▶ **TASK STATEMENT**
Repeat each entry word for word. Leave any images out of the copy.
---+---
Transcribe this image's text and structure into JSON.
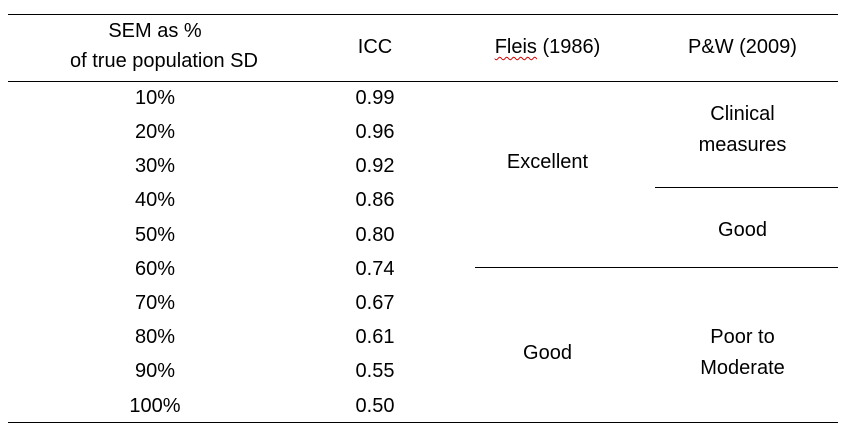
{
  "table": {
    "headers": {
      "sem_line1": "SEM as %",
      "sem_line2": "of true population SD",
      "icc": "ICC",
      "fleis_word": "Fleis",
      "fleis_year": " (1986)",
      "pw": "P&W (2009)"
    },
    "rows": [
      {
        "sem": "10%",
        "icc": "0.99"
      },
      {
        "sem": "20%",
        "icc": "0.96"
      },
      {
        "sem": "30%",
        "icc": "0.92"
      },
      {
        "sem": "40%",
        "icc": "0.86"
      },
      {
        "sem": "50%",
        "icc": "0.80"
      },
      {
        "sem": "60%",
        "icc": "0.74"
      },
      {
        "sem": "70%",
        "icc": "0.67"
      },
      {
        "sem": "80%",
        "icc": "0.61"
      },
      {
        "sem": "90%",
        "icc": "0.55"
      },
      {
        "sem": "100%",
        "icc": "0.50"
      }
    ],
    "fleis_categories": {
      "excellent": "Excellent",
      "good": "Good"
    },
    "pw_categories": {
      "clinical_line1": "Clinical",
      "clinical_line2": "measures",
      "good": "Good",
      "poor_line1": "Poor to",
      "poor_line2": "Moderate"
    }
  }
}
---+---
▶ **OUTPUT OF THE EXERCISE**
Transcribe this image's text and structure into JSON.
{
  "table": {
    "headers": {
      "sem_line1": "SEM as %",
      "sem_line2": "of true population SD",
      "icc": "ICC",
      "fleis_word": "Fleis",
      "fleis_year": " (1986)",
      "pw": "P&W (2009)"
    },
    "rows": [
      {
        "sem": "10%",
        "icc": "0.99"
      },
      {
        "sem": "20%",
        "icc": "0.96"
      },
      {
        "sem": "30%",
        "icc": "0.92"
      },
      {
        "sem": "40%",
        "icc": "0.86"
      },
      {
        "sem": "50%",
        "icc": "0.80"
      },
      {
        "sem": "60%",
        "icc": "0.74"
      },
      {
        "sem": "70%",
        "icc": "0.67"
      },
      {
        "sem": "80%",
        "icc": "0.61"
      },
      {
        "sem": "90%",
        "icc": "0.55"
      },
      {
        "sem": "100%",
        "icc": "0.50"
      }
    ],
    "fleis_categories": {
      "excellent": "Excellent",
      "good": "Good"
    },
    "pw_categories": {
      "clinical_line1": "Clinical",
      "clinical_line2": "measures",
      "good": "Good",
      "poor_line1": "Poor to",
      "poor_line2": "Moderate"
    }
  }
}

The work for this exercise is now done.